## GOAL OF THE EXERCISE
Repeat the stretch from the line that contains "download-button[interactable]: ⤓ ダウンロード" through the line that contains "sort-icon: ▽ xyxy=(1720,326,1729,338)" in the records below, word for word.
>> Start RECORD SET
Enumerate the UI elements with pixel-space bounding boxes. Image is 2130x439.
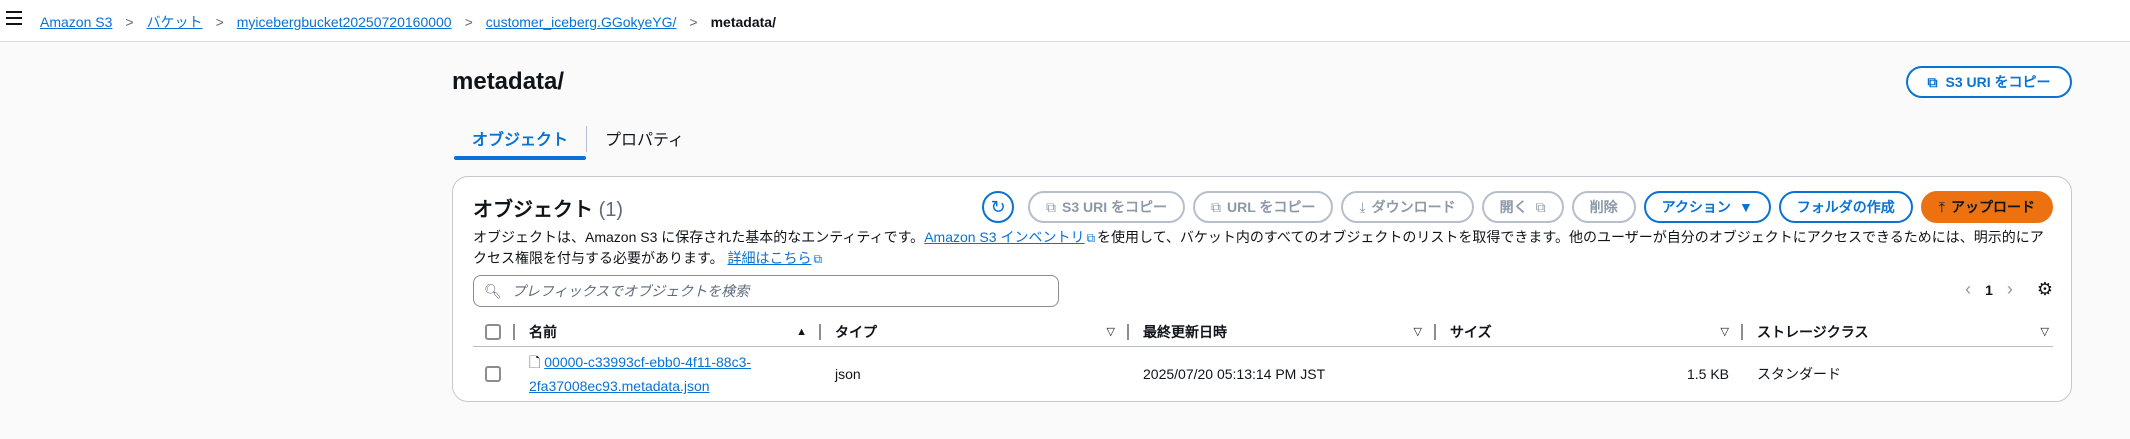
download-button[interactable]: ⤓ ダウンロード xyxy=(1341,191,1474,223)
search-placeholder: プレフィックスでオブジェクトを検索 xyxy=(511,283,750,299)
caret-down-icon: ▼ xyxy=(1738,199,1753,215)
pagination: ‹ 1 › ⚙ xyxy=(1965,279,2053,300)
table-row: 🗋 00000-c33993cf-ebb0-4f11-88c3- 2fa37008… xyxy=(473,349,2053,399)
column-name[interactable]: 名前 ▲ xyxy=(515,317,821,346)
select-all-checkbox[interactable] xyxy=(485,323,501,340)
sort-icon: ▽ xyxy=(1720,326,1729,338)
row-select-cell xyxy=(473,366,515,382)
tab-bar: オブジェクト プロパティ xyxy=(454,118,702,160)
objects-count: (1) xyxy=(598,199,624,221)
page-title: metadata/ xyxy=(452,68,565,95)
actions-label: アクション xyxy=(1661,199,1731,215)
download-label: ダウンロード xyxy=(1371,199,1456,215)
breadcrumb: Amazon S3 > バケット > myicebergbucket202507… xyxy=(40,12,776,32)
column-type-label: タイプ xyxy=(835,323,877,340)
inventory-link[interactable]: Amazon S3 インベントリ xyxy=(924,229,1084,245)
object-last-modified-cell: 2025/07/20 05:13:14 PM JST xyxy=(1143,366,1326,382)
refresh-button[interactable]: ↻ xyxy=(981,191,1014,223)
copy-url-button[interactable]: ⧉ URL をコピー xyxy=(1193,191,1334,223)
copy-url-label: URL をコピー xyxy=(1227,199,1316,215)
page-number[interactable]: 1 xyxy=(1985,282,1993,298)
upload-label: アップロード xyxy=(1951,199,2035,215)
tab-properties[interactable]: プロパティ xyxy=(587,118,702,160)
objects-header: オブジェクト (1) xyxy=(473,193,623,222)
next-page-icon[interactable]: › xyxy=(2007,279,2013,300)
column-storage-class[interactable]: ストレージクラス ▽ xyxy=(1743,317,2053,346)
column-storage-class-label: ストレージクラス xyxy=(1757,323,1869,340)
create-folder-button[interactable]: フォルダの作成 xyxy=(1778,191,1913,223)
objects-title: オブジェクト xyxy=(473,199,593,221)
object-type-cell: json xyxy=(835,366,861,382)
learn-more-link[interactable]: 詳細はこちら xyxy=(728,250,812,266)
object-name-link-continued[interactable]: 2fa37008ec93.metadata.json xyxy=(529,376,821,396)
search-icon: 🔍︎ xyxy=(484,282,502,299)
breadcrumb-buckets[interactable]: バケット xyxy=(147,12,203,32)
sort-icon: ▽ xyxy=(1413,326,1422,338)
objects-description: オブジェクトは、Amazon S3 に保存された基本的なエンティティです。Ama… xyxy=(473,227,2053,269)
create-folder-label: フォルダの作成 xyxy=(1796,199,1895,215)
select-all-column xyxy=(473,317,515,346)
file-icon: 🗋 xyxy=(529,354,541,370)
refresh-icon: ↻ xyxy=(990,196,1006,217)
breadcrumb-separator: > xyxy=(464,14,473,30)
objects-toolbar: ↻ ⧉ S3 URI をコピー ⧉ URL をコピー ⤓ ダウンロード 開く ⧉… xyxy=(981,191,2053,223)
row-checkbox[interactable] xyxy=(485,366,501,382)
external-link-icon: ⧉ xyxy=(1535,198,1546,215)
breadcrumb-amazon-s3[interactable]: Amazon S3 xyxy=(40,14,112,30)
sort-icon: ▽ xyxy=(2040,326,2049,338)
breadcrumb-bucket[interactable]: myicebergbucket20250720160000 xyxy=(237,14,452,30)
breadcrumb-separator: > xyxy=(125,14,134,30)
object-name-link[interactable]: 00000-c33993cf-ebb0-4f11-88c3- xyxy=(544,354,751,370)
copy-s3-uri-label: S3 URI をコピー xyxy=(1945,74,2051,90)
download-icon: ⤓ xyxy=(1359,198,1366,215)
upload-icon: ⤒ xyxy=(1938,198,1945,215)
search-input[interactable]: 🔍︎ プレフィックスでオブジェクトを検索 xyxy=(473,275,1059,307)
column-name-label: 名前 xyxy=(529,323,557,340)
menu-icon[interactable] xyxy=(6,11,22,27)
column-last-modified-label: 最終更新日時 xyxy=(1143,323,1227,340)
table-header: 名前 ▲ タイプ ▽ 最終更新日時 ▽ サイズ ▽ ストレージクラス ▽ xyxy=(473,317,2053,347)
object-size-cell: 1.5 KB xyxy=(1686,366,1729,382)
tab-objects[interactable]: オブジェクト xyxy=(454,118,587,160)
gear-icon[interactable]: ⚙ xyxy=(2037,279,2053,300)
actions-dropdown[interactable]: アクション ▼ xyxy=(1643,191,1771,223)
prev-page-icon[interactable]: ‹ xyxy=(1965,279,1971,300)
description-text: オブジェクトは、Amazon S3 に保存された基本的なエンティティです。 xyxy=(473,229,925,245)
object-name-cell: 🗋 00000-c33993cf-ebb0-4f11-88c3- 2fa37008… xyxy=(515,352,821,396)
open-label: 開く xyxy=(1499,199,1528,215)
upload-button[interactable]: ⤒ アップロード xyxy=(1920,191,2053,223)
column-size-label: サイズ xyxy=(1450,323,1492,340)
copy-s3-uri-label: S3 URI をコピー xyxy=(1061,199,1167,215)
copy-icon: ⧉ xyxy=(1211,198,1221,215)
open-button[interactable]: 開く ⧉ xyxy=(1481,191,1564,223)
top-navigation: Amazon S3 > バケット > myicebergbucket202507… xyxy=(0,0,2130,42)
column-last-modified[interactable]: 最終更新日時 ▽ xyxy=(1129,317,1436,346)
copy-s3-uri-header-button[interactable]: ⧉ S3 URI をコピー xyxy=(1906,66,2072,98)
objects-panel: オブジェクト (1) ↻ ⧉ S3 URI をコピー ⧉ URL をコピー ⤓ … xyxy=(452,176,2072,402)
delete-label: 削除 xyxy=(1589,199,1618,215)
breadcrumb-folder[interactable]: customer_iceberg.GGokyeYG/ xyxy=(486,14,677,30)
sort-icon: ▽ xyxy=(1106,326,1115,338)
delete-button[interactable]: 削除 xyxy=(1571,191,1636,223)
breadcrumb-separator: > xyxy=(215,14,224,30)
breadcrumb-current: metadata/ xyxy=(710,14,776,30)
external-link-icon: ⧉ xyxy=(813,252,823,266)
object-storage-class-cell: スタンダード xyxy=(1757,366,1841,382)
copy-s3-uri-button[interactable]: ⧉ S3 URI をコピー xyxy=(1027,191,1185,223)
copy-icon: ⧉ xyxy=(1045,198,1056,215)
column-size[interactable]: サイズ ▽ xyxy=(1436,317,1743,346)
sort-ascending-icon: ▲ xyxy=(796,325,807,338)
external-link-icon: ⧉ xyxy=(1086,231,1096,245)
column-type[interactable]: タイプ ▽ xyxy=(821,317,1129,346)
copy-icon: ⧉ xyxy=(1927,73,1938,90)
breadcrumb-separator: > xyxy=(689,14,698,30)
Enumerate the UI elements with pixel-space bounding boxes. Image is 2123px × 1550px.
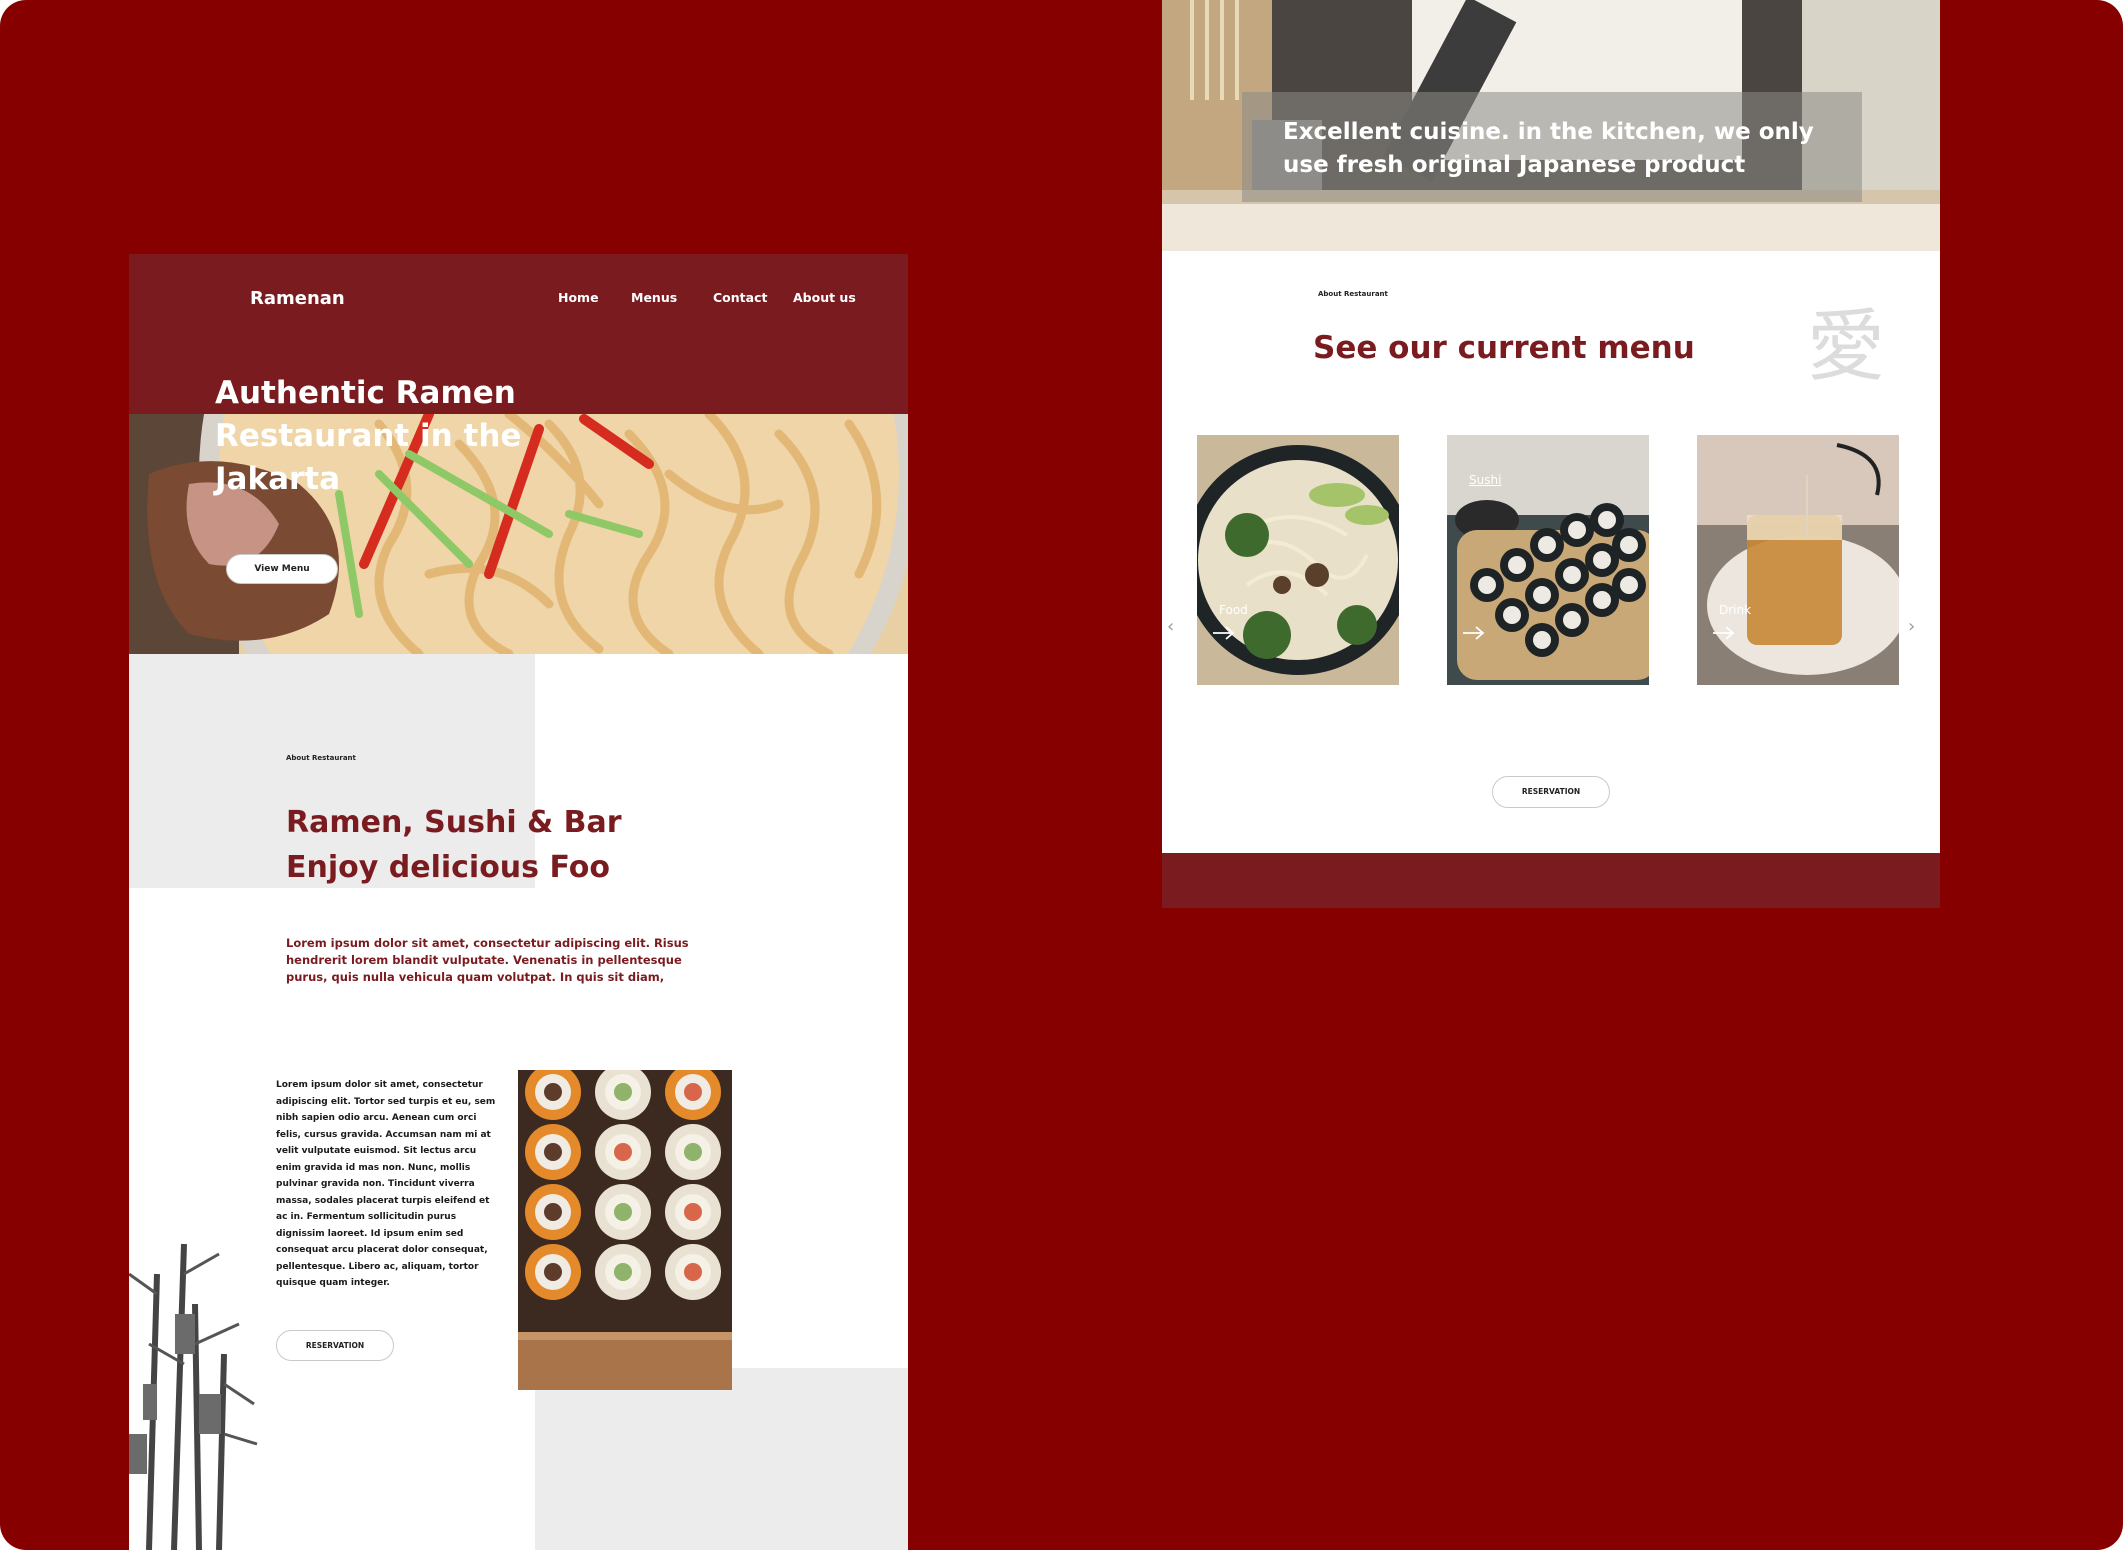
arrow-right-icon[interactable] xyxy=(1461,625,1487,641)
arrow-right-icon[interactable] xyxy=(1211,625,1237,641)
hero-title: Authentic Ramen Restaurant in the Jakart… xyxy=(215,375,522,497)
landing-page-mockup: Ramenan Home Menus Contact About us Auth… xyxy=(129,254,908,1550)
nav-menus[interactable]: Menus xyxy=(631,290,677,305)
kanji-decoration: 愛 xyxy=(1807,302,1886,392)
tea-glass-illustration xyxy=(1697,435,1899,685)
sushi-image xyxy=(518,1070,732,1390)
card-label-drink: Drink xyxy=(1719,603,1752,617)
kitchen-banner-text: Excellent cuisine. in the kitchen, we on… xyxy=(1283,119,1814,178)
brand-logo[interactable]: Ramenan xyxy=(250,288,345,309)
about-body-text: Lorem ipsum dolor sit amet, consectetur … xyxy=(276,1080,496,1288)
menu-card-food[interactable]: Food xyxy=(1197,435,1399,685)
chevron-left-icon[interactable]: ‹ xyxy=(1167,616,1174,637)
chevron-right-icon[interactable]: › xyxy=(1908,616,1915,637)
bamboo-illustration xyxy=(129,1243,258,1550)
arrow-right-icon[interactable] xyxy=(1711,625,1737,641)
about-title-line-1: Ramen, Sushi & Bar xyxy=(286,805,622,840)
about-eyebrow: About Restaurant xyxy=(286,754,356,762)
menu-title: See our current menu xyxy=(1313,330,1695,366)
about-title-line-2: Enjoy delicious Foo xyxy=(286,850,610,885)
decorative-grey-block-bottom xyxy=(535,1368,908,1550)
food-bowl-illustration xyxy=(1197,435,1399,685)
menu-eyebrow: About Restaurant xyxy=(1318,290,1388,298)
nav-home[interactable]: Home xyxy=(558,290,599,305)
menu-card-sushi[interactable]: Sushi xyxy=(1447,435,1649,685)
bamboo-decoration xyxy=(129,1234,259,1550)
menu-reservation-button[interactable]: RESERVATION xyxy=(1492,776,1610,808)
menu-page-mockup: Excellent cuisine. in the kitchen, we on… xyxy=(1162,0,1940,908)
reservation-button[interactable]: RESERVATION xyxy=(276,1330,394,1361)
view-menu-button[interactable]: View Menu xyxy=(226,554,338,584)
menu-card-drink[interactable]: Drink xyxy=(1697,435,1899,685)
nav-contact[interactable]: Contact xyxy=(713,290,767,305)
nav-about-us[interactable]: About us xyxy=(793,290,856,305)
showcase-canvas: Ramenan Home Menus Contact About us Auth… xyxy=(0,0,2123,1550)
card-label-sushi: Sushi xyxy=(1469,473,1502,487)
card-label-food: Food xyxy=(1219,603,1248,617)
sushi-rolls-illustration xyxy=(518,1070,732,1390)
about-lead-text: Lorem ipsum dolor sit amet, consectetur … xyxy=(286,936,689,984)
site-footer xyxy=(1162,853,1940,908)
>> End RECORD SET
## FINISHED TASK
download-button[interactable]: ⤓ ダウンロード xyxy=(1341,191,1474,223)
search-placeholder: プレフィックスでオブジェクトを検索 xyxy=(511,283,750,299)
caret-down-icon: ▼ xyxy=(1738,199,1753,215)
pagination: ‹ 1 › ⚙ xyxy=(1965,279,2053,300)
table-row: 🗋 00000-c33993cf-ebb0-4f11-88c3- 2fa37008… xyxy=(473,349,2053,399)
column-name[interactable]: 名前 ▲ xyxy=(515,317,821,346)
select-all-checkbox[interactable] xyxy=(485,323,501,340)
sort-icon: ▽ xyxy=(1720,326,1729,338)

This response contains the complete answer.